**EXERCISE TASK 1**:
In the passage on industrial heritage, in which part of Berlin does the former AEG Schöneweide site lie?

**DOCUMENT PASSAGE**:
## Start

(1) Heritage of Loss

 

Industrial heritage – understanding loss and digging into future!

Industrie Luftschloss

Industrial sites shape landscapes into settlements and communities. Where there used to be nature, agriculture or wasteland you find buildings, plants, architecture, machinery, products, transport, housing – all of which develops like an island sputtered up from the ocean of man’s industrial and commercial instincts. An island that is projected into the future and based on change. If you visit abandoned plants and look at the material remains of former industries, you’ll often sense the massive loss which their decomposition means.

Industrie Kunstschlaf

On the vast site of former AEG Schöneweide in Berlin-Treptow, where on rural grounds the industrial empire of AEG rose and collapsed in the course of little more than a century, you may find a sleeping giant. He was left behind in the industrial detritus. In his sleep he looks decrepit and promising at the same time, being sheltered under a neatly painted inscription from our days. The lines “Gib der Kunst Raum, dann wird sich die Schönheit ihrer Seele frei entfalten” (1) sounds like the beginning of an elegy addressed to ancient Greek ruins. The words deny the reality of industrial collapse and instead speak of art, beauty and unfolding of souls. As if the strong sense of abandonment, which is still omnipresent here, has miraculously given way to a new space for people to get started again, differently.

(1) “Lend space to art so that it may unfold the beauty of its soul in freedom”

Industriegebiet Kaisersteg

The ruins of social change are unlikely to raise romantic outbursts as those from ancient days do, particularly not so in affluent modern societies. Maybe the reason lies in the anonymity of the relics. We don’t see the people who once worked the plant but disintegrating industrial material. Moreover, these industrial leftovers are a shameful reminder of social defeat. Adaptive re-use didn’t work out, abandonment became inevitable and now decay has taken over. But however “marooned in time, we should understand that ruins have a value” (2) so that they can remind future generations of a “common wealth” which brought about products, skills and knowledge just as well as work identification and social progress.

## End

**EXERCISE TASK 2**:
Identify each of the rows that contains the string "line". Treat uppercase and lowercase as different.

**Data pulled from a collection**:

## Start

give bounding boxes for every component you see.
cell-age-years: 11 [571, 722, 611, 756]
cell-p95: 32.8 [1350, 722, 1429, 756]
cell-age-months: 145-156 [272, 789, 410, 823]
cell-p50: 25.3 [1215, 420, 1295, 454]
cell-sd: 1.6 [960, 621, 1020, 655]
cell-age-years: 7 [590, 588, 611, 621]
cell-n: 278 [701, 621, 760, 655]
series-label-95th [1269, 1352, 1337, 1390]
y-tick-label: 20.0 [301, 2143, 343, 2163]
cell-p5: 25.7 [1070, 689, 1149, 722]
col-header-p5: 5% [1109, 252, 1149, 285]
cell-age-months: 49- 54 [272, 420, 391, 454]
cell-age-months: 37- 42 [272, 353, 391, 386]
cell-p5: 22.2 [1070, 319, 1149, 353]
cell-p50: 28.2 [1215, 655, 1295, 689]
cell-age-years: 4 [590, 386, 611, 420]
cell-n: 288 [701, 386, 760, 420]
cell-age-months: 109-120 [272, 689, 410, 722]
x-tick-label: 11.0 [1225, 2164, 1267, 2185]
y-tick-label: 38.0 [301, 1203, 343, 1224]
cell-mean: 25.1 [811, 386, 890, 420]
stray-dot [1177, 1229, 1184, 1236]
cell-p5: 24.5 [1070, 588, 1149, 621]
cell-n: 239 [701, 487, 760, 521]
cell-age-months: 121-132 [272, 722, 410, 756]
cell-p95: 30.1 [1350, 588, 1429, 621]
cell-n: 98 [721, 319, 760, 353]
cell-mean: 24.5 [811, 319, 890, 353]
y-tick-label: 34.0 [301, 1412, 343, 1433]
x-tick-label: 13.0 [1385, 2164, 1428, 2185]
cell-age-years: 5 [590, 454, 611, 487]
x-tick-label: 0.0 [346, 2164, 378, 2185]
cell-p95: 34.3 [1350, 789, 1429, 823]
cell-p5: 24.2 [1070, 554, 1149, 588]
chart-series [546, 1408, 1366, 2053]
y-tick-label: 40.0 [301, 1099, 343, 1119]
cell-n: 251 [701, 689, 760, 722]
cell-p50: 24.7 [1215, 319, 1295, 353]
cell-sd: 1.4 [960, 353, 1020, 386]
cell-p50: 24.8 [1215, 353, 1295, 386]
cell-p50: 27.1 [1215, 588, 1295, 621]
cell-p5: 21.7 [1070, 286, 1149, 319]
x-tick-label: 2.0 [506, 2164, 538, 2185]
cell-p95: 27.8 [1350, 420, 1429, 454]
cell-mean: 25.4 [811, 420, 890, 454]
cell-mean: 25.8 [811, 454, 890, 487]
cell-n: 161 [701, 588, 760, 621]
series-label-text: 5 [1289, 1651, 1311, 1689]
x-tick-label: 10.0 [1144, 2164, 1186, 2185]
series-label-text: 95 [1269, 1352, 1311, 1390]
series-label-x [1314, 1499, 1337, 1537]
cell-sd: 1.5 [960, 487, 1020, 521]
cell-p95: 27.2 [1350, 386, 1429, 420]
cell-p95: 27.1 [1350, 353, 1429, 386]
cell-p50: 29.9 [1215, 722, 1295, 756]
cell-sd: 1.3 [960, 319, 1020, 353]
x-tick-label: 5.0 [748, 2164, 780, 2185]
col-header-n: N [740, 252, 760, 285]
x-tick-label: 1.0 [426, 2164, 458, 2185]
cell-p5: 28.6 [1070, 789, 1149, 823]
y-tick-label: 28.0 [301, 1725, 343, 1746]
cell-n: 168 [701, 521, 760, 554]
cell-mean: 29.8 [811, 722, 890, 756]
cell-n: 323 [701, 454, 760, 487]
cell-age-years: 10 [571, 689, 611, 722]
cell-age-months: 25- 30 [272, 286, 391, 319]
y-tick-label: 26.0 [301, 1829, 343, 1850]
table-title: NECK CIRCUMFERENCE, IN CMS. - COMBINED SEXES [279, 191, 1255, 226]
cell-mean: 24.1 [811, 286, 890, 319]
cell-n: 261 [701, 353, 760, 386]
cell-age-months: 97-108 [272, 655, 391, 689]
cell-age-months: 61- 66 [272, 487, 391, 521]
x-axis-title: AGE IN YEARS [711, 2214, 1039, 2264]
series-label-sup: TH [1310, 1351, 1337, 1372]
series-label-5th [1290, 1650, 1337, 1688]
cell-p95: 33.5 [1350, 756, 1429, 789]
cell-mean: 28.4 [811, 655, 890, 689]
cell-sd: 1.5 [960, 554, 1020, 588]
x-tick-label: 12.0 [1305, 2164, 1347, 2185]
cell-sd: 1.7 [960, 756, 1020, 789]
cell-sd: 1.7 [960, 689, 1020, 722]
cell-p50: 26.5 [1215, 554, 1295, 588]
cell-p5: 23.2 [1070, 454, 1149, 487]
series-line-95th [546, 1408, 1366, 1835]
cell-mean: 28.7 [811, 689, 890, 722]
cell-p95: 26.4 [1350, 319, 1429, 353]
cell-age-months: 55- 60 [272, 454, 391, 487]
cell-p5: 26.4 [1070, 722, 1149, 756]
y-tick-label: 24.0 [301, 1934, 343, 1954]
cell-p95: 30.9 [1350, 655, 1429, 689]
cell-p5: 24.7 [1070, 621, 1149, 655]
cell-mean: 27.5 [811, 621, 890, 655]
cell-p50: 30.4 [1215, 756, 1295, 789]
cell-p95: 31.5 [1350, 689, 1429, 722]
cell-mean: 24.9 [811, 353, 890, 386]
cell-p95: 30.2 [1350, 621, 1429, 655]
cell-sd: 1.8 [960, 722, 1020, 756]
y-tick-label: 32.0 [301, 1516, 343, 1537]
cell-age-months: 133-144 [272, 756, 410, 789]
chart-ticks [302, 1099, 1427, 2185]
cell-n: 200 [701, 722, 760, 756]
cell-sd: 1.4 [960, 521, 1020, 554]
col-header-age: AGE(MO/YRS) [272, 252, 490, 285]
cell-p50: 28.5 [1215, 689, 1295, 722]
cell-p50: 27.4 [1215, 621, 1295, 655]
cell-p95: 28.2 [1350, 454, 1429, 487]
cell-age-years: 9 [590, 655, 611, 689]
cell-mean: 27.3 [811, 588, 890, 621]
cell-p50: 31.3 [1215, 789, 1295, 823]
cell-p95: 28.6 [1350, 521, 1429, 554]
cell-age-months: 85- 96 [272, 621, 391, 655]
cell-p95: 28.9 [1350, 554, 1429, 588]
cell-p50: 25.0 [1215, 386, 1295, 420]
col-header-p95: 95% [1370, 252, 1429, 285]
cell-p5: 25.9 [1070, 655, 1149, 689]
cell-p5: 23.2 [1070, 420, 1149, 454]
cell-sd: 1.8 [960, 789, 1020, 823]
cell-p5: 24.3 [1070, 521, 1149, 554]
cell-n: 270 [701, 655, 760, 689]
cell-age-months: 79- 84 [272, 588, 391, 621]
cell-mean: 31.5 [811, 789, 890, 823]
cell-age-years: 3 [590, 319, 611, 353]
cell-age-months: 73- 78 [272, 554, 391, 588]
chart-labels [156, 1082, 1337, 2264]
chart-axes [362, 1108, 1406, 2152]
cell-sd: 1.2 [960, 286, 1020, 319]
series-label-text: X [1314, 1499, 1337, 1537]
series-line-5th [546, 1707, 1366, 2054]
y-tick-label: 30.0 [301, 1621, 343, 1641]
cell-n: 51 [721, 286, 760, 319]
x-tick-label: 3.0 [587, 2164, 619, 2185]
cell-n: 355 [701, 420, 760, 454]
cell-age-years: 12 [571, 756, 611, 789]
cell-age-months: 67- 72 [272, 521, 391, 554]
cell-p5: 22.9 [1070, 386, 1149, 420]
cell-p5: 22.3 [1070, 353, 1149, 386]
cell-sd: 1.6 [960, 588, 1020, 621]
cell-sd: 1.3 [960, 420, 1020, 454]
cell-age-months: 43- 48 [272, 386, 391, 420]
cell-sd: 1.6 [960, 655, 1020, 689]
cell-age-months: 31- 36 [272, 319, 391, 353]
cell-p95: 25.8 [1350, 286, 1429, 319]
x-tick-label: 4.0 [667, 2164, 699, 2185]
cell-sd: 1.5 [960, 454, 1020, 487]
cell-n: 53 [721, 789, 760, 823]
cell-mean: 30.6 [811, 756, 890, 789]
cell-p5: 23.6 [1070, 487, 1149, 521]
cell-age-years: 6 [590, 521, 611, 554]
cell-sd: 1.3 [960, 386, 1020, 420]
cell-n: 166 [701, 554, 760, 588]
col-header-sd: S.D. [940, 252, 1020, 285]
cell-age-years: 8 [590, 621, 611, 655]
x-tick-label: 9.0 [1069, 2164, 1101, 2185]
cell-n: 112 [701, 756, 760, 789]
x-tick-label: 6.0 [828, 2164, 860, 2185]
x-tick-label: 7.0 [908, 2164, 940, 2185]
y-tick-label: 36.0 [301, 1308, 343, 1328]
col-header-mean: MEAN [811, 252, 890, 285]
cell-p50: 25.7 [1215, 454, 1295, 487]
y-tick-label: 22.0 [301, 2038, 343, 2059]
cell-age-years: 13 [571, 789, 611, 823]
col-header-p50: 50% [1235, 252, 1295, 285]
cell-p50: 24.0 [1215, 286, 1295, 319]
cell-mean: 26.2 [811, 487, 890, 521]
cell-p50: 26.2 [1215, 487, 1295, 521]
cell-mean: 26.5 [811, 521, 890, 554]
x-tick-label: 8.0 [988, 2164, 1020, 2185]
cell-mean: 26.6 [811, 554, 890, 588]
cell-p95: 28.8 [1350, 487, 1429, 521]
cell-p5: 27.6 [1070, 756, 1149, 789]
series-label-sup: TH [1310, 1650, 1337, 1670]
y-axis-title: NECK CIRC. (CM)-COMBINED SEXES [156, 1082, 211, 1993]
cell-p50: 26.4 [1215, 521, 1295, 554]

## End

**REPLY 1**:
It lies in Berlin-Treptow.

**REPLY 2**:
series-line-95th [546, 1408, 1366, 1835]
series-line-5th [546, 1707, 1366, 2054]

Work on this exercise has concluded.